__MATERIALS PROVIDED__:
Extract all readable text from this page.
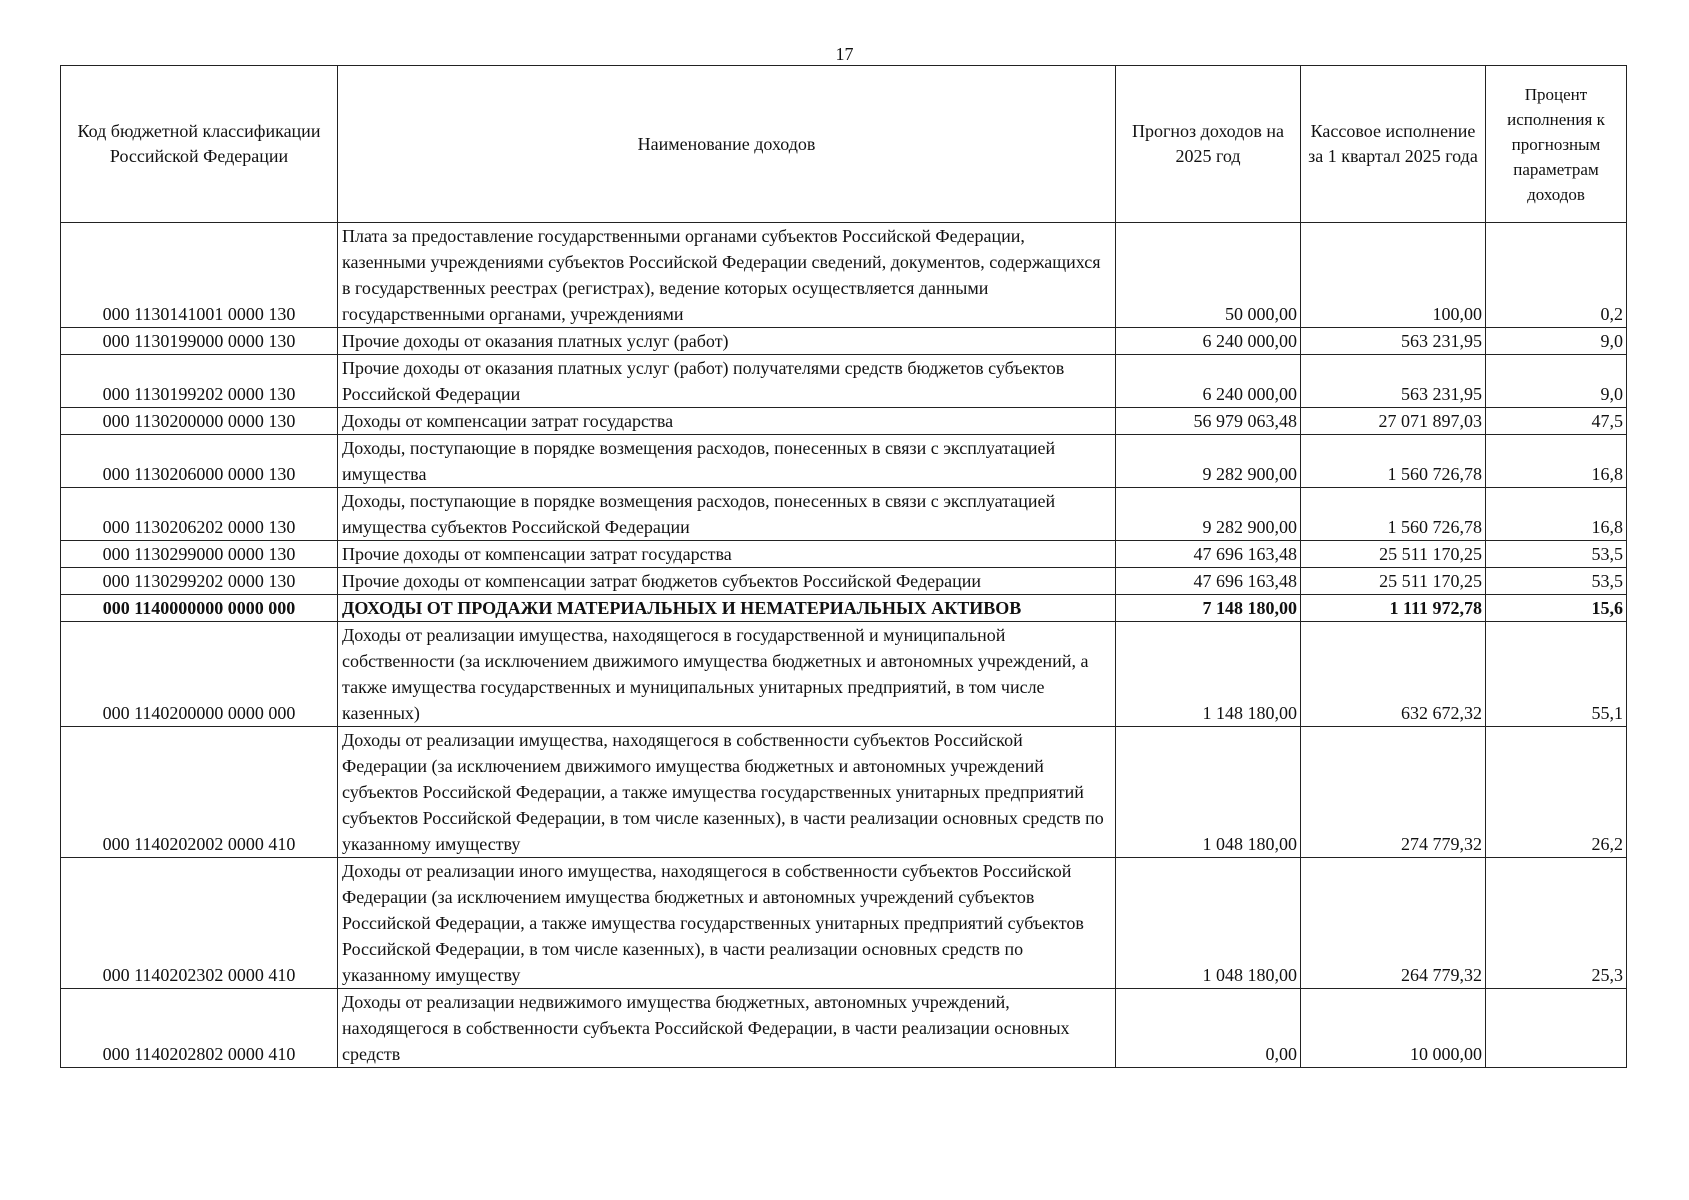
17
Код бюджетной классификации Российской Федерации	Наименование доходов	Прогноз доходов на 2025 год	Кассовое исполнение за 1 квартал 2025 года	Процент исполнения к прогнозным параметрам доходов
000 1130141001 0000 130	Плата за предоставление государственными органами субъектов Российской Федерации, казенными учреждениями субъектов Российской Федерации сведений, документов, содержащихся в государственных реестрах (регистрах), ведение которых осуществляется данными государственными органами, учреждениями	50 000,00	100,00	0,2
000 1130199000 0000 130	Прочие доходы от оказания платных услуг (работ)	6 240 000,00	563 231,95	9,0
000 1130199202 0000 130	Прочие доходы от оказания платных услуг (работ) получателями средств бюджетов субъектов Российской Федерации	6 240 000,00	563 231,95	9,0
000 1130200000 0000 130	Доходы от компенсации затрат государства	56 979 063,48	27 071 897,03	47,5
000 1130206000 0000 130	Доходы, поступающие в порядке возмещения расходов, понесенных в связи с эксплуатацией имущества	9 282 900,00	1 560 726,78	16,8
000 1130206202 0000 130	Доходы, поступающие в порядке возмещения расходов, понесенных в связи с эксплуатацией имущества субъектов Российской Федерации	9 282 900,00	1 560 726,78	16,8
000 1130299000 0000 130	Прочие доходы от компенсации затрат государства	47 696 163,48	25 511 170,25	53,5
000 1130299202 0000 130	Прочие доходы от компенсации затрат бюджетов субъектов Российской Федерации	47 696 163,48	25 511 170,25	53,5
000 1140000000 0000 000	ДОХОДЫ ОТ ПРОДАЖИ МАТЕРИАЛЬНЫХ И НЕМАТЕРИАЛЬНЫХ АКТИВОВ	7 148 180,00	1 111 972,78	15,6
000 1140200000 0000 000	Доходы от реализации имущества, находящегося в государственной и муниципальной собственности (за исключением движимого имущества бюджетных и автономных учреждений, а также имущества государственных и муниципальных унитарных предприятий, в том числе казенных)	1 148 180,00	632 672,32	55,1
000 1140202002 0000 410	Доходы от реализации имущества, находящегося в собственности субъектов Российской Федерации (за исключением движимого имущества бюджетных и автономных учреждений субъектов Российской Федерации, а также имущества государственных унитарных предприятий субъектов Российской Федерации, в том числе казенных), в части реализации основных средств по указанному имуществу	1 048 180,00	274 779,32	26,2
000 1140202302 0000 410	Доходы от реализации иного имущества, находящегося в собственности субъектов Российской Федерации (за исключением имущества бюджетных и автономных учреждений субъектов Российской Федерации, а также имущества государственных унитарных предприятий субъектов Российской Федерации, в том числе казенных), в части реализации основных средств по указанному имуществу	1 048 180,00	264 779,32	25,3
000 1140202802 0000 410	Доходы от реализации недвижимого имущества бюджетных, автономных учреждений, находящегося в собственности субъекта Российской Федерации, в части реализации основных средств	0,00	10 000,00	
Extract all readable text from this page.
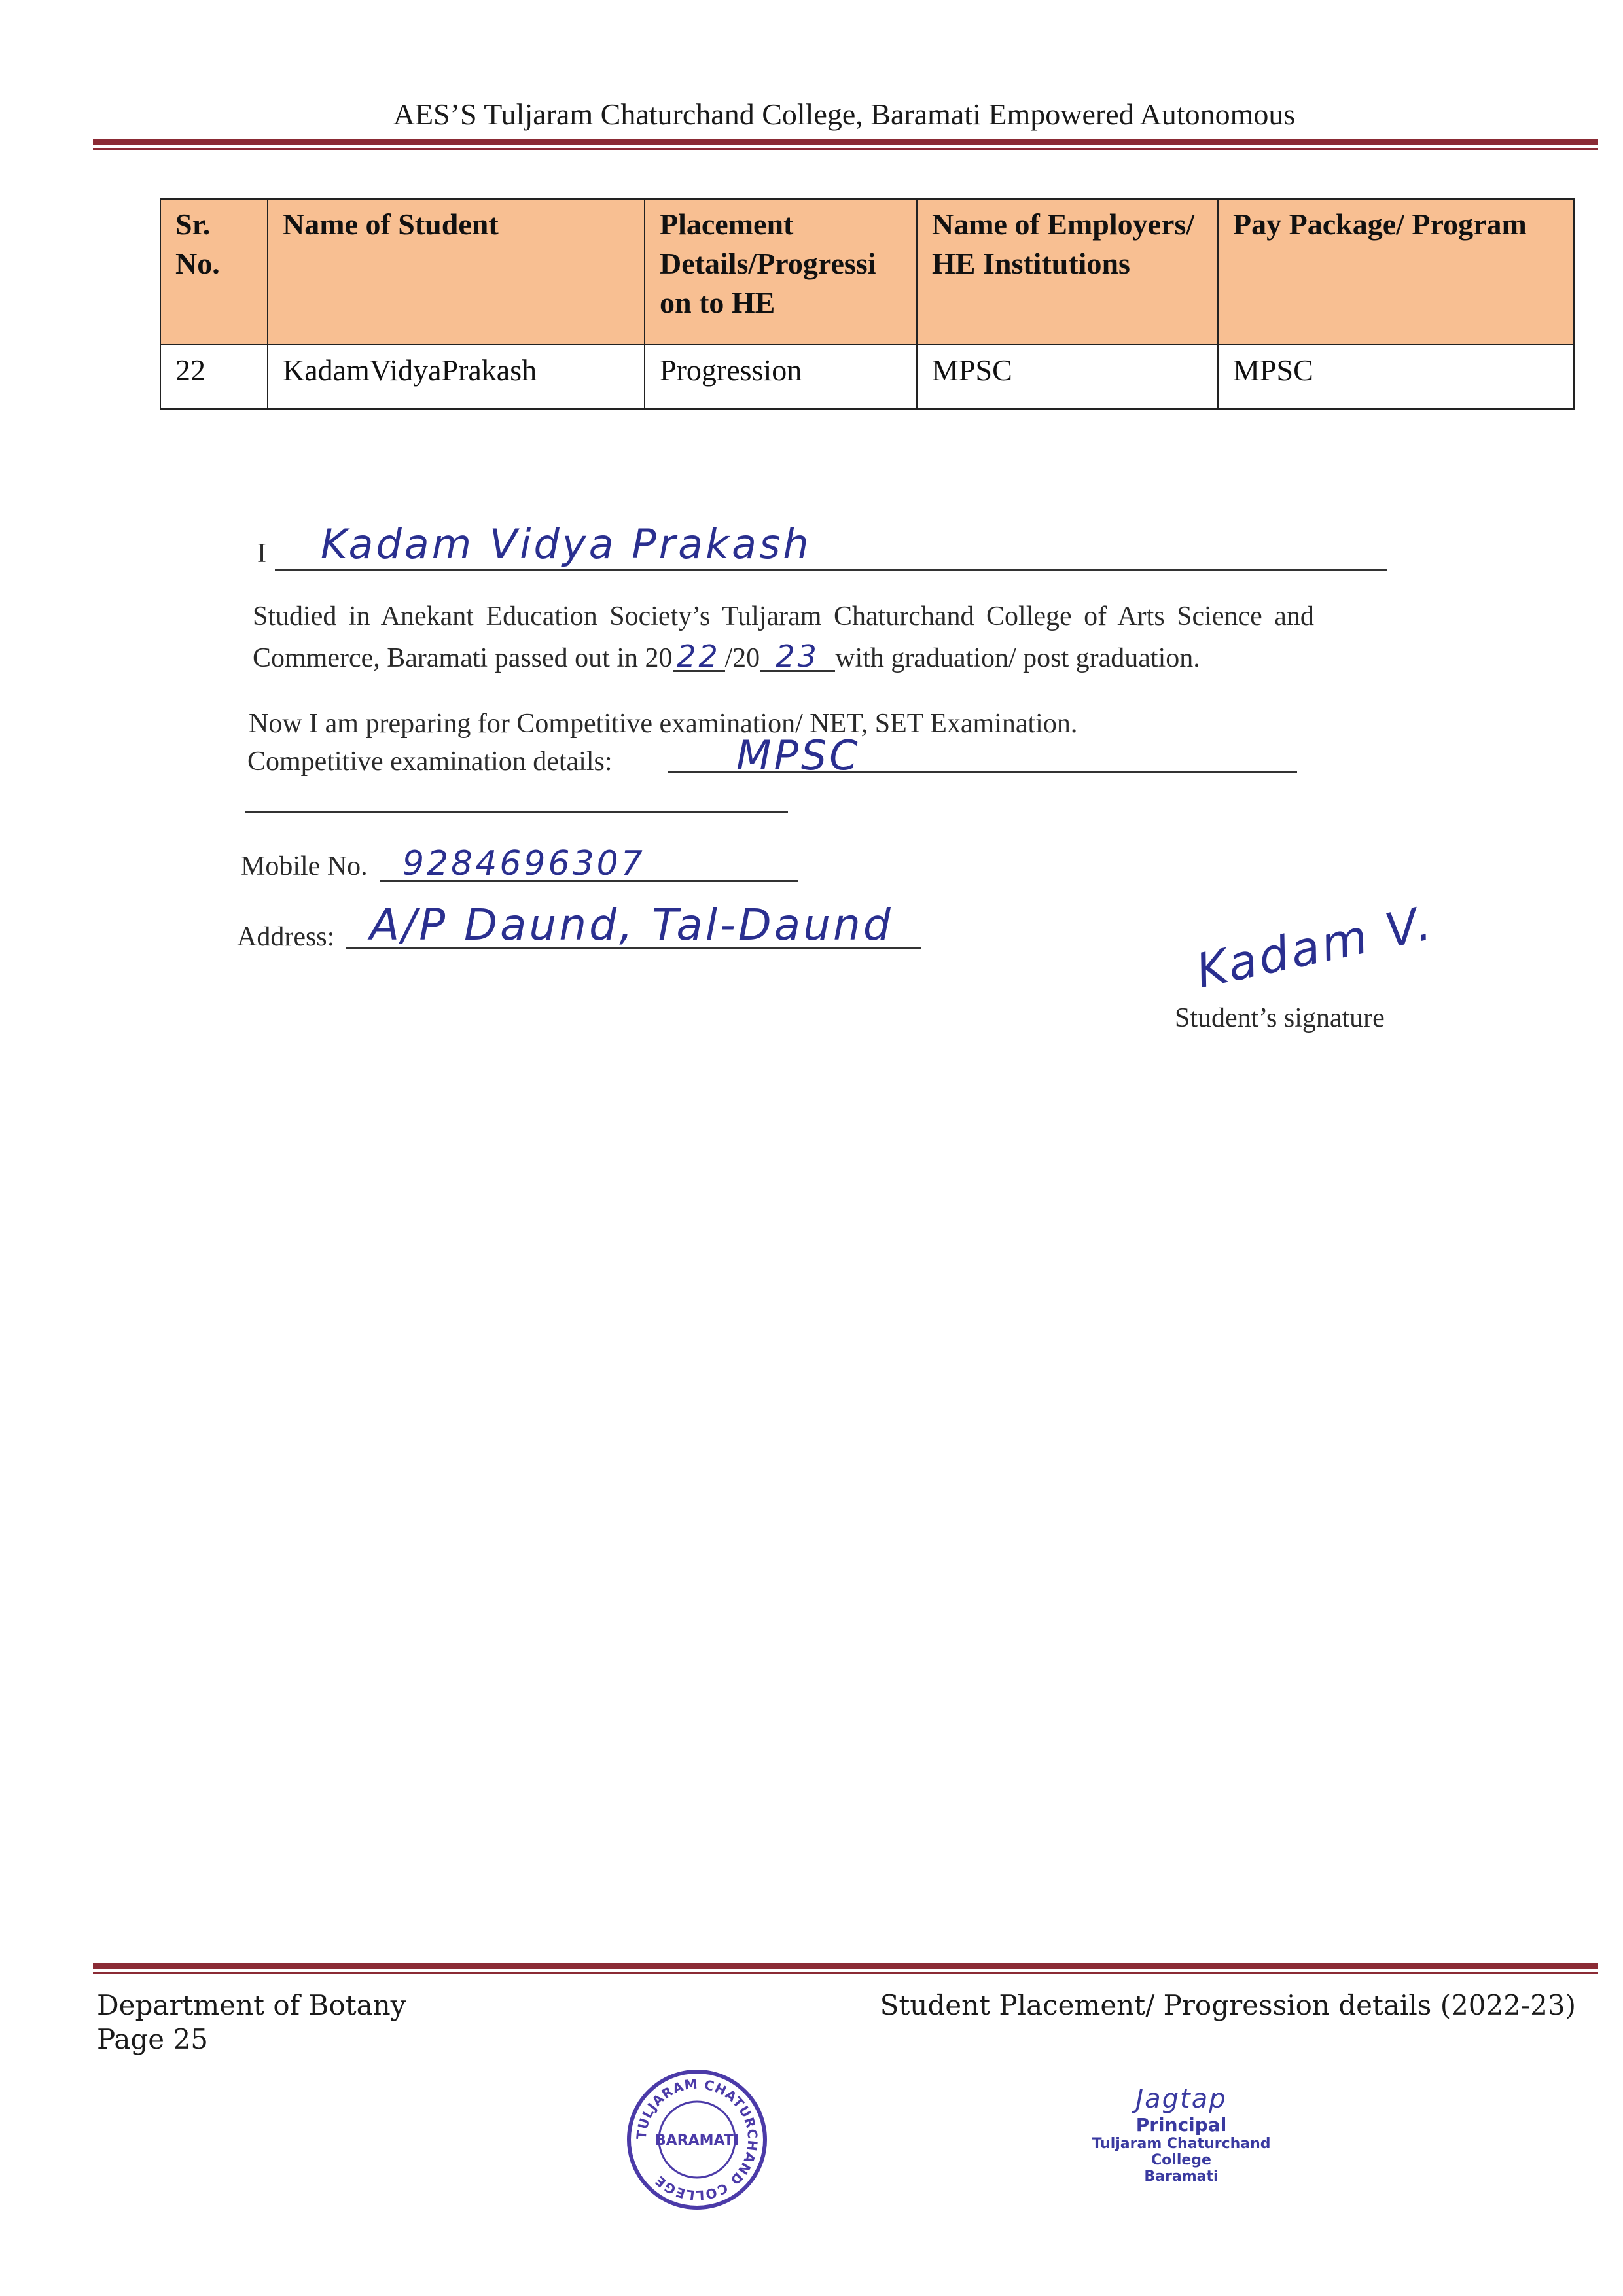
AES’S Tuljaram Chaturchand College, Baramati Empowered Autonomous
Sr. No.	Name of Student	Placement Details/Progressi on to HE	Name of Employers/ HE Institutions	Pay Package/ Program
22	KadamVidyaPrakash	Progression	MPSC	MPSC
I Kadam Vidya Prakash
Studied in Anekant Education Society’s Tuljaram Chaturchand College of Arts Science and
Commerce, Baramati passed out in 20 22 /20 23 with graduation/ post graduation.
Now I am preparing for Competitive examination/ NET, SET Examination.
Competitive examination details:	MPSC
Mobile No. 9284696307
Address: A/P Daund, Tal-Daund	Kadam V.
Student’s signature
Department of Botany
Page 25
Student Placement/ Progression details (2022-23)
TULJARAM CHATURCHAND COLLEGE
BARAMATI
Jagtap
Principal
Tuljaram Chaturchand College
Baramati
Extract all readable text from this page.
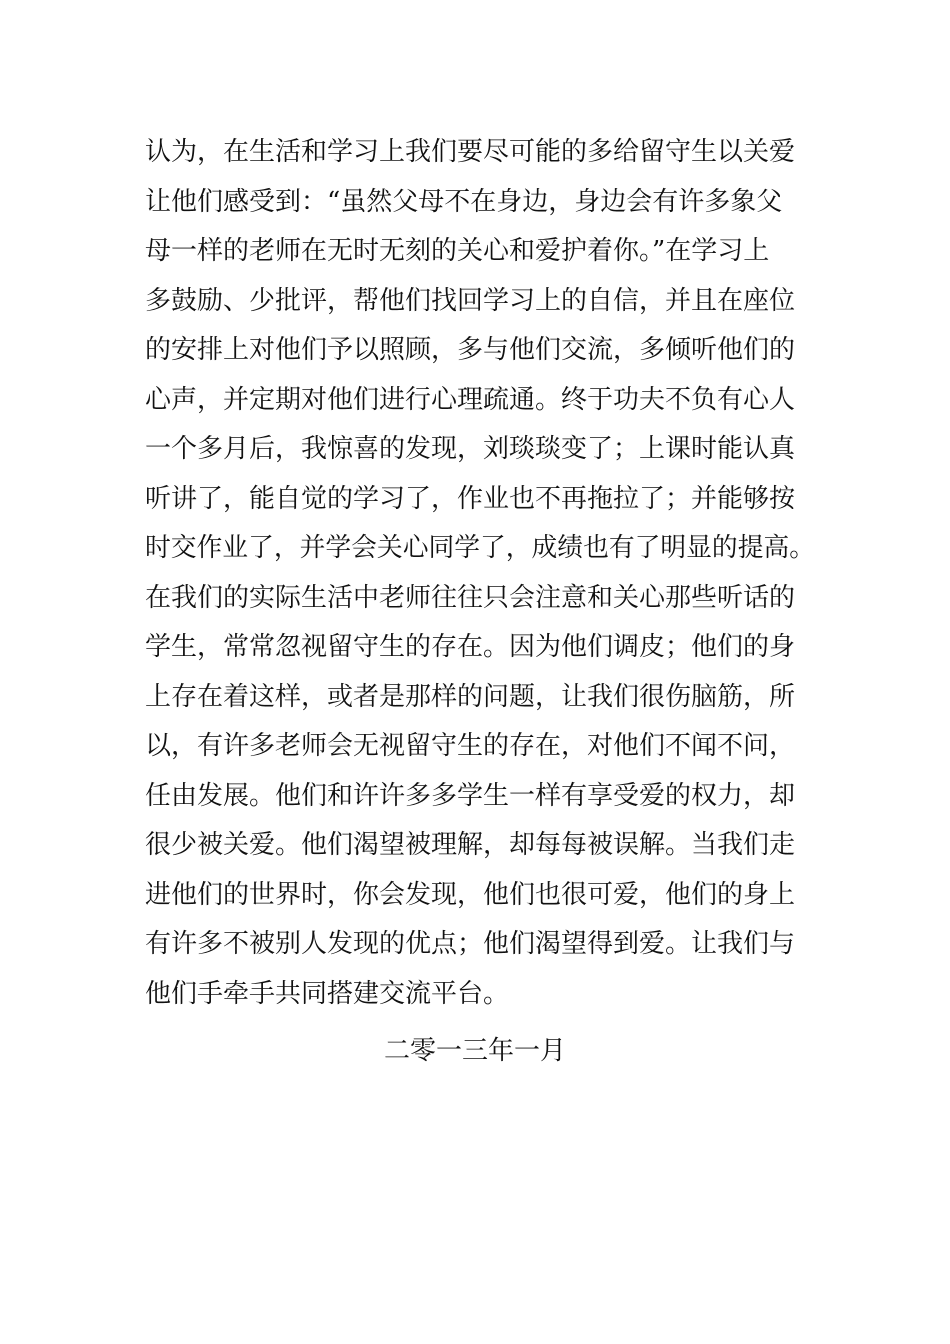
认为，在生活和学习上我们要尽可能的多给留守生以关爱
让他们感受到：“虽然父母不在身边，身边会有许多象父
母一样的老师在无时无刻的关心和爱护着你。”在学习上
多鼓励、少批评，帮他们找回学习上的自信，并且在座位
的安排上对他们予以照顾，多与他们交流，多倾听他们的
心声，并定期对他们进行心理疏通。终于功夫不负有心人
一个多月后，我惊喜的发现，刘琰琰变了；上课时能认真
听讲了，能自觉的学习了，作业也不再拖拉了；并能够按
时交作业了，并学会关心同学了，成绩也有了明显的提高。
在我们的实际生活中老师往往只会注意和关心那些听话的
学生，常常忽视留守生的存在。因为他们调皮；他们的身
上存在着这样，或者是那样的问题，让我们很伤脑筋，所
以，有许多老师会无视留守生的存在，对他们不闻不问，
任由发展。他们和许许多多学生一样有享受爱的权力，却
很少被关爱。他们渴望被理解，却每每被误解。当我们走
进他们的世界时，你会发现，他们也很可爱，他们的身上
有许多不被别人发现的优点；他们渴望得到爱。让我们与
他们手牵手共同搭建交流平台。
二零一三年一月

__TASK DESCRIPTION__: Write out again every line above exactly as given; the pictures do not belong in the copy.

__EXPECTED ANSWER__:
Extract all readable text from this page.
17
Код бюджетной классификации Российской Федерации	Наименование доходов	Прогноз доходов на 2025 год	Кассовое исполнение за 1 квартал 2025 года	Процент исполнения к прогнозным параметрам доходов
000 1130141001 0000 130	Плата за предоставление государственными органами субъектов Российской Федерации, казенными учреждениями субъектов Российской Федерации сведений, документов, содержащихся в государственных реестрах (регистрах), ведение которых осуществляется данными государственными органами, учреждениями	50 000,00	100,00	0,2
000 1130199000 0000 130	Прочие доходы от оказания платных услуг (работ)	6 240 000,00	563 231,95	9,0
000 1130199202 0000 130	Прочие доходы от оказания платных услуг (работ) получателями средств бюджетов субъектов Российской Федерации	6 240 000,00	563 231,95	9,0
000 1130200000 0000 130	Доходы от компенсации затрат государства	56 979 063,48	27 071 897,03	47,5
000 1130206000 0000 130	Доходы, поступающие в порядке возмещения расходов, понесенных в связи с эксплуатацией имущества	9 282 900,00	1 560 726,78	16,8
000 1130206202 0000 130	Доходы, поступающие в порядке возмещения расходов, понесенных в связи с эксплуатацией имущества субъектов Российской Федерации	9 282 900,00	1 560 726,78	16,8
000 1130299000 0000 130	Прочие доходы от компенсации затрат государства	47 696 163,48	25 511 170,25	53,5
000 1130299202 0000 130	Прочие доходы от компенсации затрат бюджетов субъектов Российской Федерации	47 696 163,48	25 511 170,25	53,5
000 1140000000 0000 000	ДОХОДЫ ОТ ПРОДАЖИ МАТЕРИАЛЬНЫХ И НЕМАТЕРИАЛЬНЫХ АКТИВОВ	7 148 180,00	1 111 972,78	15,6
000 1140200000 0000 000	Доходы от реализации имущества, находящегося в государственной и муниципальной собственности (за исключением движимого имущества бюджетных и автономных учреждений, а также имущества государственных и муниципальных унитарных предприятий, в том числе казенных)	1 148 180,00	632 672,32	55,1
000 1140202002 0000 410	Доходы от реализации имущества, находящегося в собственности субъектов Российской Федерации (за исключением движимого имущества бюджетных и автономных учреждений субъектов Российской Федерации, а также имущества государственных унитарных предприятий субъектов Российской Федерации, в том числе казенных), в части реализации основных средств по указанному имуществу	1 048 180,00	274 779,32	26,2
000 1140202302 0000 410	Доходы от реализации иного имущества, находящегося в собственности субъектов Российской Федерации (за исключением имущества бюджетных и автономных учреждений субъектов Российской Федерации, а также имущества государственных унитарных предприятий субъектов Российской Федерации, в том числе казенных), в части реализации основных средств по указанному имуществу	1 048 180,00	264 779,32	25,3
000 1140202802 0000 410	Доходы от реализации недвижимого имущества бюджетных, автономных учреждений, находящегося в собственности субъекта Российской Федерации, в части реализации основных средств	0,00	10 000,00	
Extract all readable text from this page.
AES’S Tuljaram Chaturchand College, Baramati Empowered Autonomous
Sr. No.	Name of Student	Placement Details/Progressi on to HE	Name of Employers/ HE Institutions	Pay Package/ Program
22	KadamVidyaPrakash	Progression	MPSC	MPSC
I Kadam Vidya Prakash
Studied in Anekant Education Society’s Tuljaram Chaturchand College of Arts Science and
Commerce, Baramati passed out in 20 22 /20 23 with graduation/ post graduation.
Now I am preparing for Competitive examination/ NET, SET Examination.
Competitive examination details:	MPSC
Mobile No. 9284696307
Address: A/P Daund, Tal-Daund	Kadam V.
Student’s signature
Department of Botany
Page 25
Student Placement/ Progression details (2022-23)
TULJARAM CHATURCHAND COLLEGE
BARAMATI
Jagtap
Principal
Tuljaram Chaturchand College
Baramati
Extract all readable text from this page.
认为，在生活和学习上我们要尽可能的多给留守生以关爱
让他们感受到：“虽然父母不在身边，身边会有许多象父
母一样的老师在无时无刻的关心和爱护着你。”在学习上
多鼓励、少批评，帮他们找回学习上的自信，并且在座位
的安排上对他们予以照顾，多与他们交流，多倾听他们的
心声，并定期对他们进行心理疏通。终于功夫不负有心人
一个多月后，我惊喜的发现，刘琰琰变了；上课时能认真
听讲了，能自觉的学习了，作业也不再拖拉了；并能够按
时交作业了，并学会关心同学了，成绩也有了明显的提高。
在我们的实际生活中老师往往只会注意和关心那些听话的
学生，常常忽视留守生的存在。因为他们调皮；他们的身
上存在着这样，或者是那样的问题，让我们很伤脑筋，所
以，有许多老师会无视留守生的存在，对他们不闻不问，
任由发展。他们和许许多多学生一样有享受爱的权力，却
很少被关爱。他们渴望被理解，却每每被误解。当我们走
进他们的世界时，你会发现，他们也很可爱，他们的身上
有许多不被别人发现的优点；他们渴望得到爱。让我们与
他们手牵手共同搭建交流平台。
二零一三年一月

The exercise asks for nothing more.